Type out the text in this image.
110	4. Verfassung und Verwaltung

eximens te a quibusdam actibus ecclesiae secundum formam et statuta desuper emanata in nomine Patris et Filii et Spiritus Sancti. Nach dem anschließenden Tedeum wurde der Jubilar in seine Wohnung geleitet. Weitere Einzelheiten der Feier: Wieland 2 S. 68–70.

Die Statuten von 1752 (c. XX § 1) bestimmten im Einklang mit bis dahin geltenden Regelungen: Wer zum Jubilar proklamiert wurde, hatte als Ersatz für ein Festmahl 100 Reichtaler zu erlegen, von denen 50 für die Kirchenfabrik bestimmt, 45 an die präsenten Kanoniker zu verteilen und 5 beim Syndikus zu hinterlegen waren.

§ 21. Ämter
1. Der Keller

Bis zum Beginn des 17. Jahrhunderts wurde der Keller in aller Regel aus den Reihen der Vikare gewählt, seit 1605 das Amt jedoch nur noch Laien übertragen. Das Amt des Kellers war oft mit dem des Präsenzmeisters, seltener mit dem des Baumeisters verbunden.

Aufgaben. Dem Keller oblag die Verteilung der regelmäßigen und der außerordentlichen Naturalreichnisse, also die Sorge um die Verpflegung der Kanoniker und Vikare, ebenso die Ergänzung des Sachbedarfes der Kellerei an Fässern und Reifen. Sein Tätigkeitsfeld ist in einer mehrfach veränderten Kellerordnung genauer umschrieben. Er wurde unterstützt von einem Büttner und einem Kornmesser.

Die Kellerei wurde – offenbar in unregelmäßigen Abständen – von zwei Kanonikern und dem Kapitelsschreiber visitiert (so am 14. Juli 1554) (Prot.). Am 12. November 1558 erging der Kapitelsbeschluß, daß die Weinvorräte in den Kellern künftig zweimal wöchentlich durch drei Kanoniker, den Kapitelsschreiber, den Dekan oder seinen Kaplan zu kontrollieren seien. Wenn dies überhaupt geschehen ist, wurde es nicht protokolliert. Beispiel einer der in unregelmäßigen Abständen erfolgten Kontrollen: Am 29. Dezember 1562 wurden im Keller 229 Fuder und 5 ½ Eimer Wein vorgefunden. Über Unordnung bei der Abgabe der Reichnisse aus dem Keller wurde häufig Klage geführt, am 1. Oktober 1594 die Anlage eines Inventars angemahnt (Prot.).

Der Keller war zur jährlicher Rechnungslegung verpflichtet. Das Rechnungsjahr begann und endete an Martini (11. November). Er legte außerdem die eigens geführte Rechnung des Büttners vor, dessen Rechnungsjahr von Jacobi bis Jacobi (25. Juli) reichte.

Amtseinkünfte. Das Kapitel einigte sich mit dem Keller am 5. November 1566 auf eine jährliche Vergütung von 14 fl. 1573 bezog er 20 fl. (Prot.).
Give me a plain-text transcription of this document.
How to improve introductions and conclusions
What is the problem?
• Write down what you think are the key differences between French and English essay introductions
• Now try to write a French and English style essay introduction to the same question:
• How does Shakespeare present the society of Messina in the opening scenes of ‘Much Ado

● Aim:
Print the entries exactly. Include every one.

● Exercise result:
Type out the text in this image.
110	4. Verfassung und Verwaltung

eximens te a quibusdam actibus ecclesiae secundum formam et statuta desuper emanata in nomine Patris et Filii et Spiritus Sancti. Nach dem anschließenden Tedeum wurde der Jubilar in seine Wohnung geleitet. Weitere Einzelheiten der Feier: Wieland 2 S. 68–70.

Die Statuten von 1752 (c. XX § 1) bestimmten im Einklang mit bis dahin geltenden Regelungen: Wer zum Jubilar proklamiert wurde, hatte als Ersatz für ein Festmahl 100 Reichtaler zu erlegen, von denen 50 für die Kirchenfabrik bestimmt, 45 an die präsenten Kanoniker zu verteilen und 5 beim Syndikus zu hinterlegen waren.

§ 21. Ämter
1. Der Keller

Bis zum Beginn des 17. Jahrhunderts wurde der Keller in aller Regel aus den Reihen der Vikare gewählt, seit 1605 das Amt jedoch nur noch Laien übertragen. Das Amt des Kellers war oft mit dem des Präsenzmeisters, seltener mit dem des Baumeisters verbunden.

Aufgaben. Dem Keller oblag die Verteilung der regelmäßigen und der außerordentlichen Naturalreichnisse, also die Sorge um die Verpflegung der Kanoniker und Vikare, ebenso die Ergänzung des Sachbedarfes der Kellerei an Fässern und Reifen. Sein Tätigkeitsfeld ist in einer mehrfach veränderten Kellerordnung genauer umschrieben. Er wurde unterstützt von einem Büttner und einem Kornmesser.

Die Kellerei wurde – offenbar in unregelmäßigen Abständen – von zwei Kanonikern und dem Kapitelsschreiber visitiert (so am 14. Juli 1554) (Prot.). Am 12. November 1558 erging der Kapitelsbeschluß, daß die Weinvorräte in den Kellern künftig zweimal wöchentlich durch drei Kanoniker, den Kapitelsschreiber, den Dekan oder seinen Kaplan zu kontrollieren seien. Wenn dies überhaupt geschehen ist, wurde es nicht protokolliert. Beispiel einer der in unregelmäßigen Abständen erfolgten Kontrollen: Am 29. Dezember 1562 wurden im Keller 229 Fuder und 5 ½ Eimer Wein vorgefunden. Über Unordnung bei der Abgabe der Reichnisse aus dem Keller wurde häufig Klage geführt, am 1. Oktober 1594 die Anlage eines Inventars angemahnt (Prot.).

Der Keller war zur jährlicher Rechnungslegung verpflichtet. Das Rechnungsjahr begann und endete an Martini (11. November). Er legte außerdem die eigens geführte Rechnung des Büttners vor, dessen Rechnungsjahr von Jacobi bis Jacobi (25. Juli) reichte.

Amtseinkünfte. Das Kapitel einigte sich mit dem Keller am 5. November 1566 auf eine jährliche Vergütung von 14 fl. 1573 bezog er 20 fl. (Prot.).
Give me a plain-text transcription of this document.
How to improve introductions and conclusions
What is the problem?
• Write down what you think are the key differences between French and English essay introductions
• Now try to write a French and English style essay introduction to the same question:
• How does Shakespeare present the society of Messina in the opening scenes of ‘Much Ado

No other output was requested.